Pick out the lines in the listing below that contain the word "Engineering" and copy them.

>> START LISTED RECORDS

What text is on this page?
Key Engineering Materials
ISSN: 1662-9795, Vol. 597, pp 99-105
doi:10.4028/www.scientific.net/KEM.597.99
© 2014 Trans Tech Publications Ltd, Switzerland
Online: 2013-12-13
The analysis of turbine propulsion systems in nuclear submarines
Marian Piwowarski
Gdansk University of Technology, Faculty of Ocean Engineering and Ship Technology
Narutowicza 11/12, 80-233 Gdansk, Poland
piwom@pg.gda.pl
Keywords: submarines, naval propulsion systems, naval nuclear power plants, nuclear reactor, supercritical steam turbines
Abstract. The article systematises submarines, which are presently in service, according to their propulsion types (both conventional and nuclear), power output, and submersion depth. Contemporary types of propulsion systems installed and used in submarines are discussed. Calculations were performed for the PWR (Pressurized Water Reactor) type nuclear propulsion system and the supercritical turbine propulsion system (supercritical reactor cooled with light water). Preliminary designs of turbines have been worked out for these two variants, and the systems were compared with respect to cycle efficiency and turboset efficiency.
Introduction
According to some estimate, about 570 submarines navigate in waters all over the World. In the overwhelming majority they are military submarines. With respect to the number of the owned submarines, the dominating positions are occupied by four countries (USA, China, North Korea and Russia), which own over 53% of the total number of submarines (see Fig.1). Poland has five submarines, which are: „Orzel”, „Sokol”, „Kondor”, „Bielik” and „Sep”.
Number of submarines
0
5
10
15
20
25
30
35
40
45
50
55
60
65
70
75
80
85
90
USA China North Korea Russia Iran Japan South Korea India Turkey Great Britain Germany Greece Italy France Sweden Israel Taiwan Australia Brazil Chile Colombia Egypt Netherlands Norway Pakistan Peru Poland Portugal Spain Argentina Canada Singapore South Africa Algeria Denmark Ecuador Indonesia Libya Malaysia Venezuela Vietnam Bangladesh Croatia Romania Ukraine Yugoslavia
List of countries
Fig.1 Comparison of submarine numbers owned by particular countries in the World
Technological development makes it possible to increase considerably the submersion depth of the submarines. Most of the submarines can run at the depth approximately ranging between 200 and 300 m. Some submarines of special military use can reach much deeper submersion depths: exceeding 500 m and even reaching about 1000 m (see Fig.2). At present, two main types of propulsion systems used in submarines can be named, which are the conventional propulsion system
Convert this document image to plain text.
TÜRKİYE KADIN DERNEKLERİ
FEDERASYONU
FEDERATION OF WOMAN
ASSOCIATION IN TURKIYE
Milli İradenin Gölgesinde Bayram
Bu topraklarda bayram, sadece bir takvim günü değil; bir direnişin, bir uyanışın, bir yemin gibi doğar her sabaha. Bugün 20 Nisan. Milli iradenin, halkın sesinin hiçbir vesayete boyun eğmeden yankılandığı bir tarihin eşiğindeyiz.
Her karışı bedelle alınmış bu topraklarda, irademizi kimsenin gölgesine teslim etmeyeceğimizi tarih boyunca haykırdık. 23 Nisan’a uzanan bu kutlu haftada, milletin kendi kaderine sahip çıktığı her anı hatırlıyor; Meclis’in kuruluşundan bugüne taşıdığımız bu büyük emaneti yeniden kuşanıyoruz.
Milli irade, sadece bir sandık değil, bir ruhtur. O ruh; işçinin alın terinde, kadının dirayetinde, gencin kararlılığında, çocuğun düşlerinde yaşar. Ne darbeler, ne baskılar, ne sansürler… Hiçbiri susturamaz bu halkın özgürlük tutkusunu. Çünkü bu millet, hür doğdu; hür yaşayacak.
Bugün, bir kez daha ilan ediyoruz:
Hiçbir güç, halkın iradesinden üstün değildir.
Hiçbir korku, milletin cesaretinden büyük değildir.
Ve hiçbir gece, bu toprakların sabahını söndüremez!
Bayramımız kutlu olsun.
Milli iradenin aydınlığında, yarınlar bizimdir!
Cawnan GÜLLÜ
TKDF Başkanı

>> END LISTED RECORDS

## SOLUTION FOR THIS EXERCISE:
Key Engineering Materials
Gdansk University of Technology, Faculty of Ocean Engineering and Ship Technology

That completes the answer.